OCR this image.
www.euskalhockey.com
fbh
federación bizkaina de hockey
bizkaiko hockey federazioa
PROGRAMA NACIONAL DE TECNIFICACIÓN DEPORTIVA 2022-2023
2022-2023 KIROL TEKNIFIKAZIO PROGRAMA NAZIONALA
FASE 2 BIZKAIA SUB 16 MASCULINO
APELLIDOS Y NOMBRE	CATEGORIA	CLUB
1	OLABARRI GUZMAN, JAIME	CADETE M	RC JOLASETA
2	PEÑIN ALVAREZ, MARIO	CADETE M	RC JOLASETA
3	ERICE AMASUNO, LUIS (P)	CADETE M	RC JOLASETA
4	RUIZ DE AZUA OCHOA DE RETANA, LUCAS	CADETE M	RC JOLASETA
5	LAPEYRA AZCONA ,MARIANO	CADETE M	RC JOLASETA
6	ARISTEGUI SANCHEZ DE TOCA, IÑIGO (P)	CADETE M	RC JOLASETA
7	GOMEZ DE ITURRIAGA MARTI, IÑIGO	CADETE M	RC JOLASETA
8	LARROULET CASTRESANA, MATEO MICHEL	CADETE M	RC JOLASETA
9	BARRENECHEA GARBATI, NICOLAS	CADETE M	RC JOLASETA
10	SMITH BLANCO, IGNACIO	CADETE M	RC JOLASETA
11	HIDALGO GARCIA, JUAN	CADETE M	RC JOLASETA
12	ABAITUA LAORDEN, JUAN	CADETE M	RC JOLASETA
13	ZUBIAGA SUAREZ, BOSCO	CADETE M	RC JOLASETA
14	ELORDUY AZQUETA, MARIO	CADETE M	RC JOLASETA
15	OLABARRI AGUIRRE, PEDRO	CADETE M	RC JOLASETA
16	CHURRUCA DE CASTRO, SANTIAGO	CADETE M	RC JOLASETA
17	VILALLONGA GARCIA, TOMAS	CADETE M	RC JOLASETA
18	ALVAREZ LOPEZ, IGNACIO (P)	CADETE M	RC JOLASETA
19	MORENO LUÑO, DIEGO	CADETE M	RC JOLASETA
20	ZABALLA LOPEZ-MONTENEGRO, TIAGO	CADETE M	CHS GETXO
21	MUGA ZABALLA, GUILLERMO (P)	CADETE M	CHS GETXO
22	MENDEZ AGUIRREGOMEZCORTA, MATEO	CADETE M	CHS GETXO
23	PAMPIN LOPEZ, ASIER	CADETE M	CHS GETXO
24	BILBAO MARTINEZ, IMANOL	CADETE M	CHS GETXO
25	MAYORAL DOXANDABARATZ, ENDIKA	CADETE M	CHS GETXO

__YOUR GOAL__
From the listing above, reproduce all the lines exactly.

__RESULT BELOW__
OCR this image.
www.euskalhockey.com
fbh
federación bizkaina de hockey
bizkaiko hockey federazioa
PROGRAMA NACIONAL DE TECNIFICACIÓN DEPORTIVA 2022-2023
2022-2023 KIROL TEKNIFIKAZIO PROGRAMA NAZIONALA
FASE 2 BIZKAIA SUB 16 MASCULINO
APELLIDOS Y NOMBRE	CATEGORIA	CLUB
1	OLABARRI GUZMAN, JAIME	CADETE M	RC JOLASETA
2	PEÑIN ALVAREZ, MARIO	CADETE M	RC JOLASETA
3	ERICE AMASUNO, LUIS (P)	CADETE M	RC JOLASETA
4	RUIZ DE AZUA OCHOA DE RETANA, LUCAS	CADETE M	RC JOLASETA
5	LAPEYRA AZCONA ,MARIANO	CADETE M	RC JOLASETA
6	ARISTEGUI SANCHEZ DE TOCA, IÑIGO (P)	CADETE M	RC JOLASETA
7	GOMEZ DE ITURRIAGA MARTI, IÑIGO	CADETE M	RC JOLASETA
8	LARROULET CASTRESANA, MATEO MICHEL	CADETE M	RC JOLASETA
9	BARRENECHEA GARBATI, NICOLAS	CADETE M	RC JOLASETA
10	SMITH BLANCO, IGNACIO	CADETE M	RC JOLASETA
11	HIDALGO GARCIA, JUAN	CADETE M	RC JOLASETA
12	ABAITUA LAORDEN, JUAN	CADETE M	RC JOLASETA
13	ZUBIAGA SUAREZ, BOSCO	CADETE M	RC JOLASETA
14	ELORDUY AZQUETA, MARIO	CADETE M	RC JOLASETA
15	OLABARRI AGUIRRE, PEDRO	CADETE M	RC JOLASETA
16	CHURRUCA DE CASTRO, SANTIAGO	CADETE M	RC JOLASETA
17	VILALLONGA GARCIA, TOMAS	CADETE M	RC JOLASETA
18	ALVAREZ LOPEZ, IGNACIO (P)	CADETE M	RC JOLASETA
19	MORENO LUÑO, DIEGO	CADETE M	RC JOLASETA
20	ZABALLA LOPEZ-MONTENEGRO, TIAGO	CADETE M	CHS GETXO
21	MUGA ZABALLA, GUILLERMO (P)	CADETE M	CHS GETXO
22	MENDEZ AGUIRREGOMEZCORTA, MATEO	CADETE M	CHS GETXO
23	PAMPIN LOPEZ, ASIER	CADETE M	CHS GETXO
24	BILBAO MARTINEZ, IMANOL	CADETE M	CHS GETXO
25	MAYORAL DOXANDABARATZ, ENDIKA	CADETE M	CHS GETXO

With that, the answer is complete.